WHAT IS REQUIRED: Select from the data all lines with the word "name".

===============

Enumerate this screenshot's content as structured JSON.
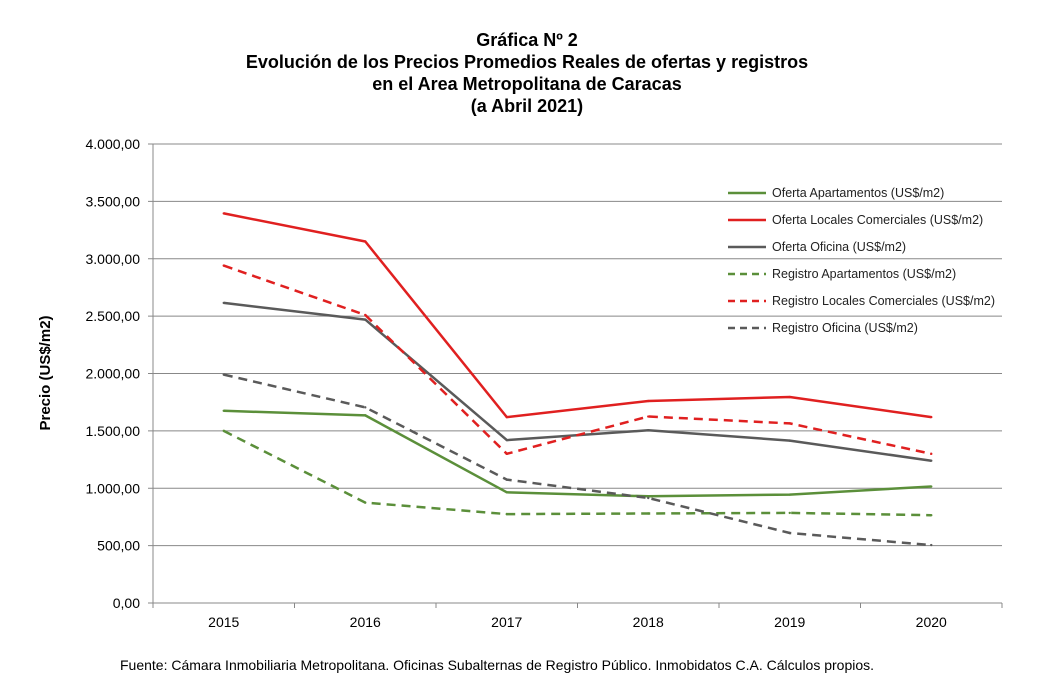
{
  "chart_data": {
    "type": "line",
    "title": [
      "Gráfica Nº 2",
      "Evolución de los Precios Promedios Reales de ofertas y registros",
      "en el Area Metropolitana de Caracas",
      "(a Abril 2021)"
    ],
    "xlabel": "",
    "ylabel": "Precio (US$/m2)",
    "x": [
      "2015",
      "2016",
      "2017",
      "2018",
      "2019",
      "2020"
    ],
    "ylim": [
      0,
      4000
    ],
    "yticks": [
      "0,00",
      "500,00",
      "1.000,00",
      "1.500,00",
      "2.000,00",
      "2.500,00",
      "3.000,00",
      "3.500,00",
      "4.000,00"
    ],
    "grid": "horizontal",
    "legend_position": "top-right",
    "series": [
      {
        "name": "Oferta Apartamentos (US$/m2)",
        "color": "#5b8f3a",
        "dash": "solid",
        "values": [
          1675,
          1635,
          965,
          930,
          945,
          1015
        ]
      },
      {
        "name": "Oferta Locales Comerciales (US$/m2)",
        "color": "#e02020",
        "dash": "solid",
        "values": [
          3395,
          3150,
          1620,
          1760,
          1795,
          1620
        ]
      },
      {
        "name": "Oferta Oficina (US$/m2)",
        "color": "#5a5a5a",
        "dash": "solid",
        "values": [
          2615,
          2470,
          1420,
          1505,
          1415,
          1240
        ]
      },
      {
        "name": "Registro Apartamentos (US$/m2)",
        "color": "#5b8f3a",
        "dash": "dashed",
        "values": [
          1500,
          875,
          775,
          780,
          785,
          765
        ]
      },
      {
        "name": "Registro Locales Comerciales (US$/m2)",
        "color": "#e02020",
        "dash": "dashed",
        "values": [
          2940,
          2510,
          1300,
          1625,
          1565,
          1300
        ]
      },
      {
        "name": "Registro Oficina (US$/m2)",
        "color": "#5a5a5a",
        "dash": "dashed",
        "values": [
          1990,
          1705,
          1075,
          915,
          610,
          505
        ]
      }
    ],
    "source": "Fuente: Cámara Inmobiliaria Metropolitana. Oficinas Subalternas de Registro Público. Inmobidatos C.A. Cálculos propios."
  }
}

===============

EXERCISE SOLUTION:
        "name": "Oferta Apartamentos (US$/m2)",
        "name": "Oferta Locales Comerciales (US$/m2)",
        "name": "Oferta Oficina (US$/m2)",
        "name": "Registro Apartamentos (US$/m2)",
        "name": "Registro Locales Comerciales (US$/m2)",
        "name": "Registro Oficina (US$/m2)",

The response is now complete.